■ DIRECTION: Find all the lines with "values" and gather them.

■ RECORDS FOR THE EXERCISE:
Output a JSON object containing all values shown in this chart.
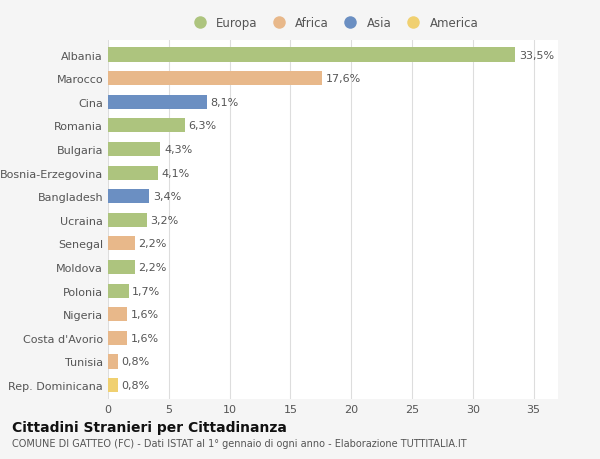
{
  "countries": [
    "Albania",
    "Marocco",
    "Cina",
    "Romania",
    "Bulgaria",
    "Bosnia-Erzegovina",
    "Bangladesh",
    "Ucraina",
    "Senegal",
    "Moldova",
    "Polonia",
    "Nigeria",
    "Costa d'Avorio",
    "Tunisia",
    "Rep. Dominicana"
  ],
  "values": [
    33.5,
    17.6,
    8.1,
    6.3,
    4.3,
    4.1,
    3.4,
    3.2,
    2.2,
    2.2,
    1.7,
    1.6,
    1.6,
    0.8,
    0.8
  ],
  "continents": [
    "Europa",
    "Africa",
    "Asia",
    "Europa",
    "Europa",
    "Europa",
    "Asia",
    "Europa",
    "Africa",
    "Europa",
    "Europa",
    "Africa",
    "Africa",
    "Africa",
    "America"
  ],
  "continent_colors": {
    "Europa": "#adc47e",
    "Africa": "#e8b88a",
    "Asia": "#6b8fc2",
    "America": "#f0d070"
  },
  "legend_order": [
    "Europa",
    "Africa",
    "Asia",
    "America"
  ],
  "legend_colors": [
    "#adc47e",
    "#e8b88a",
    "#6b8fc2",
    "#f0d070"
  ],
  "background_color": "#f5f5f5",
  "plot_bg_color": "#ffffff",
  "title": "Cittadini Stranieri per Cittadinanza",
  "subtitle": "COMUNE DI GATTEO (FC) - Dati ISTAT al 1° gennaio di ogni anno - Elaborazione TUTTITALIA.IT",
  "xlim": [
    0,
    37
  ],
  "grid_color": "#dddddd",
  "bar_height": 0.6,
  "label_fontsize": 8,
  "tick_fontsize": 8,
  "title_fontsize": 10,
  "subtitle_fontsize": 7
}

■ TASK OUTPUT:
Output a JSON object containing all values shown in this chart.
  "values": [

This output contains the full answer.